Identify and copy all lines of the material where the string "opted" is found.

── PROVIDED ENTRIES

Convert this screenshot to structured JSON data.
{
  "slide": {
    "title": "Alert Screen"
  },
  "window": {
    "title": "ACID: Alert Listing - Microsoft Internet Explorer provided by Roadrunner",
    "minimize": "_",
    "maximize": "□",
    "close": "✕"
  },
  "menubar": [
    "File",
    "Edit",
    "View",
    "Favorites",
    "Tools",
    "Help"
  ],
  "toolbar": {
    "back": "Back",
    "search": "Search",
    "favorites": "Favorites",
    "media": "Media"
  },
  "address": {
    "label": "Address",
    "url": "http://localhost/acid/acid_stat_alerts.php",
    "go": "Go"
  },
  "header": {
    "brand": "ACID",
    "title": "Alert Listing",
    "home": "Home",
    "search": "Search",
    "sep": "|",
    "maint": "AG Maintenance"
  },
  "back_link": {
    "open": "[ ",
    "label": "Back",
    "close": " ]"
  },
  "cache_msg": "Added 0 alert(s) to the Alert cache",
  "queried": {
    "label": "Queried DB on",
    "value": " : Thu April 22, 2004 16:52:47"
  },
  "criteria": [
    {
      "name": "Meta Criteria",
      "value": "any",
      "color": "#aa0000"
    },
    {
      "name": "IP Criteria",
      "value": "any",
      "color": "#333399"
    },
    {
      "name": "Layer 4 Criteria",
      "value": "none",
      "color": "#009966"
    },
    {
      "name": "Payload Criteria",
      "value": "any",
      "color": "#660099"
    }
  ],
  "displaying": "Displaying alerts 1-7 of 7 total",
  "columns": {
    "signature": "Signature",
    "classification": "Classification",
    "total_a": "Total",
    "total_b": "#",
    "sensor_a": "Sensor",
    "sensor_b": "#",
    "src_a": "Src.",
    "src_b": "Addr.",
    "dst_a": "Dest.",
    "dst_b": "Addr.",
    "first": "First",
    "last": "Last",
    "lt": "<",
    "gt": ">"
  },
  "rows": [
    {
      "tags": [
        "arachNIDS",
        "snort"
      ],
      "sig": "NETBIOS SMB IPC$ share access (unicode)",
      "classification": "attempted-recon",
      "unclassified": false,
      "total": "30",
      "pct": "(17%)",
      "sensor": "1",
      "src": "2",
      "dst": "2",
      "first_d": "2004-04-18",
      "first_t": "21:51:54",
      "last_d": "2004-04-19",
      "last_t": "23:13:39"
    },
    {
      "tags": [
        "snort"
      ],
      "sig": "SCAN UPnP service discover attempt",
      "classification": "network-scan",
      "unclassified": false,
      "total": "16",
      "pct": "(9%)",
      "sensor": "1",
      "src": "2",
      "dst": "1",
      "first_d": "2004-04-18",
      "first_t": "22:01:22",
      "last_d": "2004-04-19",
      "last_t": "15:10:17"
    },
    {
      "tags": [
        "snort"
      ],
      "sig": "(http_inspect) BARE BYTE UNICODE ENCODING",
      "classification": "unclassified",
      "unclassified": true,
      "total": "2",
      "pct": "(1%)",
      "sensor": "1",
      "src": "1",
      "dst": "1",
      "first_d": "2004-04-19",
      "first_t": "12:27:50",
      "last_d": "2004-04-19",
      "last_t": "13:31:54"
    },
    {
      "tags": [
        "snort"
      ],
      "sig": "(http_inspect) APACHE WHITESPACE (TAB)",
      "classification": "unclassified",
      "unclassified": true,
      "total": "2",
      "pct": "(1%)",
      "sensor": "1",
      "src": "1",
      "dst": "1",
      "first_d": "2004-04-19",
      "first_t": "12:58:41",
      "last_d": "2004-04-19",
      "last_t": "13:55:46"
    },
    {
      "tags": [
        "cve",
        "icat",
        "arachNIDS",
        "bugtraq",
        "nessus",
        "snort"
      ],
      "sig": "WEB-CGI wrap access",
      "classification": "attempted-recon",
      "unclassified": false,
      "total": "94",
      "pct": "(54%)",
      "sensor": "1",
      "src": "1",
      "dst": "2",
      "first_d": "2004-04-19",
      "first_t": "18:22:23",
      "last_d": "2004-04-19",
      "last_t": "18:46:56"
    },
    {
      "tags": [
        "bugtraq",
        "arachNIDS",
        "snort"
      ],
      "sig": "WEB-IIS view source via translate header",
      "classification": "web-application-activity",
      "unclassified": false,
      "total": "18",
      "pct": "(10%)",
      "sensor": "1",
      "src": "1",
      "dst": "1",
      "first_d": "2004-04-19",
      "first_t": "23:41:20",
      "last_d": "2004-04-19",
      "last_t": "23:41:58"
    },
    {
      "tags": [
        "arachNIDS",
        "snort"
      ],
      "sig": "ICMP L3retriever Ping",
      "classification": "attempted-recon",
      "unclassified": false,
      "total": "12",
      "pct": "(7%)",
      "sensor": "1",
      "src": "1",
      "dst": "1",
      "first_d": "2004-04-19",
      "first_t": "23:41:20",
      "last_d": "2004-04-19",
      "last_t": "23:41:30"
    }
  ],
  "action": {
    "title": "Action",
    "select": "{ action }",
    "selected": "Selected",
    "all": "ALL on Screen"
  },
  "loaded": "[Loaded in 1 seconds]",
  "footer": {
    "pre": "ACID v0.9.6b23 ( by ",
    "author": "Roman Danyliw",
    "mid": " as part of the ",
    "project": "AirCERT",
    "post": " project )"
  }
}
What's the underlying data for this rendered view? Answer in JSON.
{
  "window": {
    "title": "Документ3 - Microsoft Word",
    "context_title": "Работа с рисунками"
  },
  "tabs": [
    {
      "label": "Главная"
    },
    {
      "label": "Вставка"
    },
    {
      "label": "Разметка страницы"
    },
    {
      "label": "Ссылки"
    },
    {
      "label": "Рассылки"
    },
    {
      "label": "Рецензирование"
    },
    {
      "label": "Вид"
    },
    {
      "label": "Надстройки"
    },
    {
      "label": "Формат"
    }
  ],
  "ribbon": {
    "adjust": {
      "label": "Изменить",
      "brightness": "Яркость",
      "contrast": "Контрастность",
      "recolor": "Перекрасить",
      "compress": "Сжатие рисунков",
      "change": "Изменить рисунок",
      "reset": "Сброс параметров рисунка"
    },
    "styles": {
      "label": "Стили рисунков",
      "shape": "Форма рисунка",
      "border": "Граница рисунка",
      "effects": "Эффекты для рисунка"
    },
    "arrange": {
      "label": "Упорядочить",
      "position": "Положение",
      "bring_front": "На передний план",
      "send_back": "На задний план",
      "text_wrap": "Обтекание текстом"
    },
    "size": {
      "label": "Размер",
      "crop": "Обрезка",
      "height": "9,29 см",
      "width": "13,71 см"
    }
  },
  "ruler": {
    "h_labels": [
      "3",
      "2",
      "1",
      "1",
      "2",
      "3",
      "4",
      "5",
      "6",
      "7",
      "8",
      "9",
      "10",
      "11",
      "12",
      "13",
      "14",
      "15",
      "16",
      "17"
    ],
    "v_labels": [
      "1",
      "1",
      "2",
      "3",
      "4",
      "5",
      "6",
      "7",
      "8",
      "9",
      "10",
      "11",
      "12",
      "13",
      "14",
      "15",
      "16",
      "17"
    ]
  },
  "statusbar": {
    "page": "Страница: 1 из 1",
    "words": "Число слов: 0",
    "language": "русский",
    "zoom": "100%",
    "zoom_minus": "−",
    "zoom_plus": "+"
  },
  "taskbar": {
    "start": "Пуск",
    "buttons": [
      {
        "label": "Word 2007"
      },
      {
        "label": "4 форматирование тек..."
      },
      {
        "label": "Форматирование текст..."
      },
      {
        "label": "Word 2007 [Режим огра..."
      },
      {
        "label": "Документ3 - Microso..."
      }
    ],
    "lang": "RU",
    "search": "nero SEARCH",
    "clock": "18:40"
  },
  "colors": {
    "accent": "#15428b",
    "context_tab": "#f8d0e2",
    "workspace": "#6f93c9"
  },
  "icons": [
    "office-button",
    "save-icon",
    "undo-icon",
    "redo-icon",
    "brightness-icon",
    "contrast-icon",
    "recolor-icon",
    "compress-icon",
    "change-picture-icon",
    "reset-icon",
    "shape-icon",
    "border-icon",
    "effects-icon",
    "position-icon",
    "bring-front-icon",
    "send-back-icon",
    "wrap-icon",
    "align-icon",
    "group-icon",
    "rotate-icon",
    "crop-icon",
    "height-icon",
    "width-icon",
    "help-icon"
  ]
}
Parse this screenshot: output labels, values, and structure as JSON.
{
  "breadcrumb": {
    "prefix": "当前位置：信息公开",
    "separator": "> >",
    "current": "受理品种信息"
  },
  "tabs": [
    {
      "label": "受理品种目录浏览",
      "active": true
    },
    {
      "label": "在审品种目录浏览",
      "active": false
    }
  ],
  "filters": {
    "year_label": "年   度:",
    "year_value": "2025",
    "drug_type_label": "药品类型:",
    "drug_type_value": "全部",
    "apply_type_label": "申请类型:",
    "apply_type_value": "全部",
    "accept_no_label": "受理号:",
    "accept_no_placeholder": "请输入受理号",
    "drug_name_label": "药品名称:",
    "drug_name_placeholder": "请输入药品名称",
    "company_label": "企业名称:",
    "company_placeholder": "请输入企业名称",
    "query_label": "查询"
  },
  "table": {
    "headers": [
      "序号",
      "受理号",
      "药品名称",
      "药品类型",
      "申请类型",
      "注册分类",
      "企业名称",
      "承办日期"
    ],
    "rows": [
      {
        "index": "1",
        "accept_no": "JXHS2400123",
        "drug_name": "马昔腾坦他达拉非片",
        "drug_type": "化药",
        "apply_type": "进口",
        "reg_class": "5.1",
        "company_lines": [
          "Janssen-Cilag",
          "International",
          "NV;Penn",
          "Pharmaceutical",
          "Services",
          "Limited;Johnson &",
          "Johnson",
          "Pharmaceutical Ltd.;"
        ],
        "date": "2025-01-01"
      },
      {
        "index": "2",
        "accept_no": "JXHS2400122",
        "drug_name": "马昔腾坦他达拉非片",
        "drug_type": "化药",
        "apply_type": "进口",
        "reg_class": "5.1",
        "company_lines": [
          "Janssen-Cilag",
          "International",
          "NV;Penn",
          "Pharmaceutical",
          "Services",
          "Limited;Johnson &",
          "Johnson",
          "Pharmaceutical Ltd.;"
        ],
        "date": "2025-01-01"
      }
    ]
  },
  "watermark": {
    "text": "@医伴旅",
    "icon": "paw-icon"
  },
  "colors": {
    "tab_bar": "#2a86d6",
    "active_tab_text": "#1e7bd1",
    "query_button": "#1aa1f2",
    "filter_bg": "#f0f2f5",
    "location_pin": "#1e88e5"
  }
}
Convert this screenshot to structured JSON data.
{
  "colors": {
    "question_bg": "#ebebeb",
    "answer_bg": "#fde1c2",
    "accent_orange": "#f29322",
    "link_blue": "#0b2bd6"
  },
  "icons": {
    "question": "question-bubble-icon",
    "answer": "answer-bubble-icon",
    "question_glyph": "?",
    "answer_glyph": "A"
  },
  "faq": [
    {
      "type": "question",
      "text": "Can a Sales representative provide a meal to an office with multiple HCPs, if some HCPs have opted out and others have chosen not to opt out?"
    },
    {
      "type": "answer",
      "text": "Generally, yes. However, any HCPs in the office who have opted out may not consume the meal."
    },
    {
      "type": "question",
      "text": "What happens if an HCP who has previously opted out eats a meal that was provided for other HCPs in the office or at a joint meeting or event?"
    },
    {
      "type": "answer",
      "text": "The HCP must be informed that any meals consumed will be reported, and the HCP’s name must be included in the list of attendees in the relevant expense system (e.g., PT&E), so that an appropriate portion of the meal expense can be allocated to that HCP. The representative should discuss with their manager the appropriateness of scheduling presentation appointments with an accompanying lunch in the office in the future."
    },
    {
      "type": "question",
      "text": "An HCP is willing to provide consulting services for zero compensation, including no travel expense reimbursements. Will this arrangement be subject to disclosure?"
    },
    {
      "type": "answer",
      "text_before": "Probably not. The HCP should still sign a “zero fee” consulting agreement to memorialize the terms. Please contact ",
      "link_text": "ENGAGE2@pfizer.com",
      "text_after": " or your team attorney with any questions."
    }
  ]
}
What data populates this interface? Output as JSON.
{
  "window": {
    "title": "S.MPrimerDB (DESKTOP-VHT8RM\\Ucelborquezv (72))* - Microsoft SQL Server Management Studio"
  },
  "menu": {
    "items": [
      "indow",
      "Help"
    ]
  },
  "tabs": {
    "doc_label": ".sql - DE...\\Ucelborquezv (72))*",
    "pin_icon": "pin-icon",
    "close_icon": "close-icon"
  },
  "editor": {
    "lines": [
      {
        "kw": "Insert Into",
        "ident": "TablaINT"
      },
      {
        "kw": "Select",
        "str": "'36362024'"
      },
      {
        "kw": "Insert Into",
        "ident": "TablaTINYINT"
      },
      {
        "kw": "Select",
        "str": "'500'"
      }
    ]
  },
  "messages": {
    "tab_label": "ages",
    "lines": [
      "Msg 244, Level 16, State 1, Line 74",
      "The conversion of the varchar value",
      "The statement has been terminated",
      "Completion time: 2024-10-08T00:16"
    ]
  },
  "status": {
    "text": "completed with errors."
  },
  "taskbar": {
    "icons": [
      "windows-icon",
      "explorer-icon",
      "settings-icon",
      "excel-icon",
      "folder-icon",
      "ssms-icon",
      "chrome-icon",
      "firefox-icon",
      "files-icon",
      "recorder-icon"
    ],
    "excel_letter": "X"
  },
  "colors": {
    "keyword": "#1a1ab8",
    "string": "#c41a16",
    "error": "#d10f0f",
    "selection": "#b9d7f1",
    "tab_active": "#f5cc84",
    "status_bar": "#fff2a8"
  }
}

────

RESPONSE BELOW:
      "text": "Can a Sales representative provide a meal to an office with multiple HCPs, if some HCPs have opted out and others have chosen not to opt out?"
      "text": "Generally, yes. However, any HCPs in the office who have opted out may not consume the meal."
      "text": "What happens if an HCP who has previously opted out eats a meal that was provided for other HCPs in the office or at a joint meeting or event?"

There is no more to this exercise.